◆ Task requirements:
Go through the records and give each one again exactly.
============
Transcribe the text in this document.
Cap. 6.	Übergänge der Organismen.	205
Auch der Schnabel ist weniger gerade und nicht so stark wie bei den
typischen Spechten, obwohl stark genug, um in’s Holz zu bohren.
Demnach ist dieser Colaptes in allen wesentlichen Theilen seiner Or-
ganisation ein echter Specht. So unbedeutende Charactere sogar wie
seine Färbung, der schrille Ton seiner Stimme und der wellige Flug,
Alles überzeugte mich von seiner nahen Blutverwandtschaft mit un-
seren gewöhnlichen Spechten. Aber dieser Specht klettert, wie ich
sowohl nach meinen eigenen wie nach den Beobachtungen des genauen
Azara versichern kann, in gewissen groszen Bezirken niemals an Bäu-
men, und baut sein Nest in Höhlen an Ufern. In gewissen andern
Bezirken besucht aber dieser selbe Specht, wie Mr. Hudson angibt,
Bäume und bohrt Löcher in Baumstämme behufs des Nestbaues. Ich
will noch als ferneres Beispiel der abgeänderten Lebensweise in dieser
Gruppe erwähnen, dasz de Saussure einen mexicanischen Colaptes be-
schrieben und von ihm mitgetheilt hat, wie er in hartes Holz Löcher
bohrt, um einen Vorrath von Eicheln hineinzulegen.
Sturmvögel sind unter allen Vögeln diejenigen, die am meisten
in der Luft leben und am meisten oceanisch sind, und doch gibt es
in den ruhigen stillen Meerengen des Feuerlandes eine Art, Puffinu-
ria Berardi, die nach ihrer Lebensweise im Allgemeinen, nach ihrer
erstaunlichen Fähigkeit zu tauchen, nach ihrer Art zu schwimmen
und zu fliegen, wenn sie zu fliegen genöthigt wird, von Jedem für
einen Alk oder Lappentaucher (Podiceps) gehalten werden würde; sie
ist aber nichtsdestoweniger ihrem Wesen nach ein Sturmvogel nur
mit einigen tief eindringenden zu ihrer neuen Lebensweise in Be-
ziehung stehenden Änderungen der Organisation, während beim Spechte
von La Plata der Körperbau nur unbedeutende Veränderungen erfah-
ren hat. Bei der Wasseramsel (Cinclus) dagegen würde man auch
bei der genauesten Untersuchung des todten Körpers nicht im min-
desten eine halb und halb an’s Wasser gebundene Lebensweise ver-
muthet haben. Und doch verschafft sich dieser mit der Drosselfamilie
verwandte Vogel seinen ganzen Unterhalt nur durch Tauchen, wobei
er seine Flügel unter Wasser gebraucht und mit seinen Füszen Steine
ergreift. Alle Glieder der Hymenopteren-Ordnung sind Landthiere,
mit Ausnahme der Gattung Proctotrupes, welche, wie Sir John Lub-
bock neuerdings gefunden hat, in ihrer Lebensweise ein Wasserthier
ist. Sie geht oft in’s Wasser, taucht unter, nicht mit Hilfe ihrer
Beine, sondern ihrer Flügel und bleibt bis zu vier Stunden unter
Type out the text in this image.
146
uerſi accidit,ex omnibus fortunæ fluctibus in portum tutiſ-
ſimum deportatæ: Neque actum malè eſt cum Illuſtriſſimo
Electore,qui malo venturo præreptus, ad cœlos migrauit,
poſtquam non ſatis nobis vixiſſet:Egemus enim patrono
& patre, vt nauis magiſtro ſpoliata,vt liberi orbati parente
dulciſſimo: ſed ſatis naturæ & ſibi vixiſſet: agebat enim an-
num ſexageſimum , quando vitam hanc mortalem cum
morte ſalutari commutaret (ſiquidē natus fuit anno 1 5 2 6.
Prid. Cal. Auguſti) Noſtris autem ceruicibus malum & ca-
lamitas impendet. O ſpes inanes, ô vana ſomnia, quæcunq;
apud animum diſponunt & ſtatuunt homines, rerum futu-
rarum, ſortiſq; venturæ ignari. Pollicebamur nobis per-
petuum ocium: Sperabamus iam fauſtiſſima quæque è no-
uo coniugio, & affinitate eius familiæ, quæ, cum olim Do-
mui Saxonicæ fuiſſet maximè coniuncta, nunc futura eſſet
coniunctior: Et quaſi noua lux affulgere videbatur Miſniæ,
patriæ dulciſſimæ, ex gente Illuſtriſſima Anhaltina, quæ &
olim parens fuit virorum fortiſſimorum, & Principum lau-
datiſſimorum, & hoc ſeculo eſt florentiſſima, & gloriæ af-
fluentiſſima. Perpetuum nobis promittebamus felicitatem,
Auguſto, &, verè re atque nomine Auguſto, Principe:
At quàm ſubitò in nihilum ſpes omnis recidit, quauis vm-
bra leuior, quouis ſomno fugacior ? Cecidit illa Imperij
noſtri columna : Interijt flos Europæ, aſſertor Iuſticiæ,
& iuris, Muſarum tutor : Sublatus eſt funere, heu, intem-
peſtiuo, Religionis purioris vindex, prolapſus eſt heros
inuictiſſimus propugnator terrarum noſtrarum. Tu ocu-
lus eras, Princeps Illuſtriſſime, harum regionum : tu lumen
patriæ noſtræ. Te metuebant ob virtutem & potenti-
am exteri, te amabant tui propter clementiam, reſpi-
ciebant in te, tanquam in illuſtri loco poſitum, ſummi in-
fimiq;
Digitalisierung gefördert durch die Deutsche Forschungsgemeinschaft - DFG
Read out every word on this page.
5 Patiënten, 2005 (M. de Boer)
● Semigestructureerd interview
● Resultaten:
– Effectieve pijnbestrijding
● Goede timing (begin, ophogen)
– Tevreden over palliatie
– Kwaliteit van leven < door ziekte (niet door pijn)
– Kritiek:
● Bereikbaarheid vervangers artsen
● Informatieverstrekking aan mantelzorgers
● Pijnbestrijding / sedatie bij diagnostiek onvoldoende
============
◆ Written solution:
Transcribe the text in this document.
Cap. 6.	Übergänge der Organismen.	205
Auch der Schnabel ist weniger gerade und nicht so stark wie bei den
typischen Spechten, obwohl stark genug, um in’s Holz zu bohren.
Demnach ist dieser Colaptes in allen wesentlichen Theilen seiner Or-
ganisation ein echter Specht. So unbedeutende Charactere sogar wie
seine Färbung, der schrille Ton seiner Stimme und der wellige Flug,
Alles überzeugte mich von seiner nahen Blutverwandtschaft mit un-
seren gewöhnlichen Spechten. Aber dieser Specht klettert, wie ich
sowohl nach meinen eigenen wie nach den Beobachtungen des genauen
Azara versichern kann, in gewissen groszen Bezirken niemals an Bäu-
men, und baut sein Nest in Höhlen an Ufern. In gewissen andern
Bezirken besucht aber dieser selbe Specht, wie Mr. Hudson angibt,
Bäume und bohrt Löcher in Baumstämme behufs des Nestbaues. Ich
will noch als ferneres Beispiel der abgeänderten Lebensweise in dieser
Gruppe erwähnen, dasz de Saussure einen mexicanischen Colaptes be-
schrieben und von ihm mitgetheilt hat, wie er in hartes Holz Löcher
bohrt, um einen Vorrath von Eicheln hineinzulegen.
Sturmvögel sind unter allen Vögeln diejenigen, die am meisten
in der Luft leben und am meisten oceanisch sind, und doch gibt es
in den ruhigen stillen Meerengen des Feuerlandes eine Art, Puffinu-
ria Berardi, die nach ihrer Lebensweise im Allgemeinen, nach ihrer
erstaunlichen Fähigkeit zu tauchen, nach ihrer Art zu schwimmen
und zu fliegen, wenn sie zu fliegen genöthigt wird, von Jedem für
einen Alk oder Lappentaucher (Podiceps) gehalten werden würde; sie
ist aber nichtsdestoweniger ihrem Wesen nach ein Sturmvogel nur
mit einigen tief eindringenden zu ihrer neuen Lebensweise in Be-
ziehung stehenden Änderungen der Organisation, während beim Spechte
von La Plata der Körperbau nur unbedeutende Veränderungen erfah-
ren hat. Bei der Wasseramsel (Cinclus) dagegen würde man auch
bei der genauesten Untersuchung des todten Körpers nicht im min-
desten eine halb und halb an’s Wasser gebundene Lebensweise ver-
muthet haben. Und doch verschafft sich dieser mit der Drosselfamilie
verwandte Vogel seinen ganzen Unterhalt nur durch Tauchen, wobei
er seine Flügel unter Wasser gebraucht und mit seinen Füszen Steine
ergreift. Alle Glieder der Hymenopteren-Ordnung sind Landthiere,
mit Ausnahme der Gattung Proctotrupes, welche, wie Sir John Lub-
bock neuerdings gefunden hat, in ihrer Lebensweise ein Wasserthier
ist. Sie geht oft in’s Wasser, taucht unter, nicht mit Hilfe ihrer
Beine, sondern ihrer Flügel und bleibt bis zu vier Stunden unter
Type out the text in this image.
146
uerſi accidit,ex omnibus fortunæ fluctibus in portum tutiſ-
ſimum deportatæ: Neque actum malè eſt cum Illuſtriſſimo
Electore,qui malo venturo præreptus, ad cœlos migrauit,
poſtquam non ſatis nobis vixiſſet:Egemus enim patrono
& patre, vt nauis magiſtro ſpoliata,vt liberi orbati parente
dulciſſimo: ſed ſatis naturæ & ſibi vixiſſet: agebat enim an-
num ſexageſimum , quando vitam hanc mortalem cum
morte ſalutari commutaret (ſiquidē natus fuit anno 1 5 2 6.
Prid. Cal. Auguſti) Noſtris autem ceruicibus malum & ca-
lamitas impendet. O ſpes inanes, ô vana ſomnia, quæcunq;
apud animum diſponunt & ſtatuunt homines, rerum futu-
rarum, ſortiſq; venturæ ignari. Pollicebamur nobis per-
petuum ocium: Sperabamus iam fauſtiſſima quæque è no-
uo coniugio, & affinitate eius familiæ, quæ, cum olim Do-
mui Saxonicæ fuiſſet maximè coniuncta, nunc futura eſſet
coniunctior: Et quaſi noua lux affulgere videbatur Miſniæ,
patriæ dulciſſimæ, ex gente Illuſtriſſima Anhaltina, quæ &
olim parens fuit virorum fortiſſimorum, & Principum lau-
datiſſimorum, & hoc ſeculo eſt florentiſſima, & gloriæ af-
fluentiſſima. Perpetuum nobis promittebamus felicitatem,
Auguſto, &, verè re atque nomine Auguſto, Principe:
At quàm ſubitò in nihilum ſpes omnis recidit, quauis vm-
bra leuior, quouis ſomno fugacior ? Cecidit illa Imperij
noſtri columna : Interijt flos Europæ, aſſertor Iuſticiæ,
& iuris, Muſarum tutor : Sublatus eſt funere, heu, intem-
peſtiuo, Religionis purioris vindex, prolapſus eſt heros
inuictiſſimus propugnator terrarum noſtrarum. Tu ocu-
lus eras, Princeps Illuſtriſſime, harum regionum : tu lumen
patriæ noſtræ. Te metuebant ob virtutem & potenti-
am exteri, te amabant tui propter clementiam, reſpi-
ciebant in te, tanquam in illuſtri loco poſitum, ſummi in-
fimiq;
Digitalisierung gefördert durch die Deutsche Forschungsgemeinschaft - DFG
Read out every word on this page.
5 Patiënten, 2005 (M. de Boer)
● Semigestructureerd interview
● Resultaten:
– Effectieve pijnbestrijding
● Goede timing (begin, ophogen)
– Tevreden over palliatie
– Kwaliteit van leven < door ziekte (niet door pijn)
– Kritiek:
● Bereikbaarheid vervangers artsen
● Informatieverstrekking aan mantelzorgers
● Pijnbestrijding / sedatie bij diagnostiek onvoldoende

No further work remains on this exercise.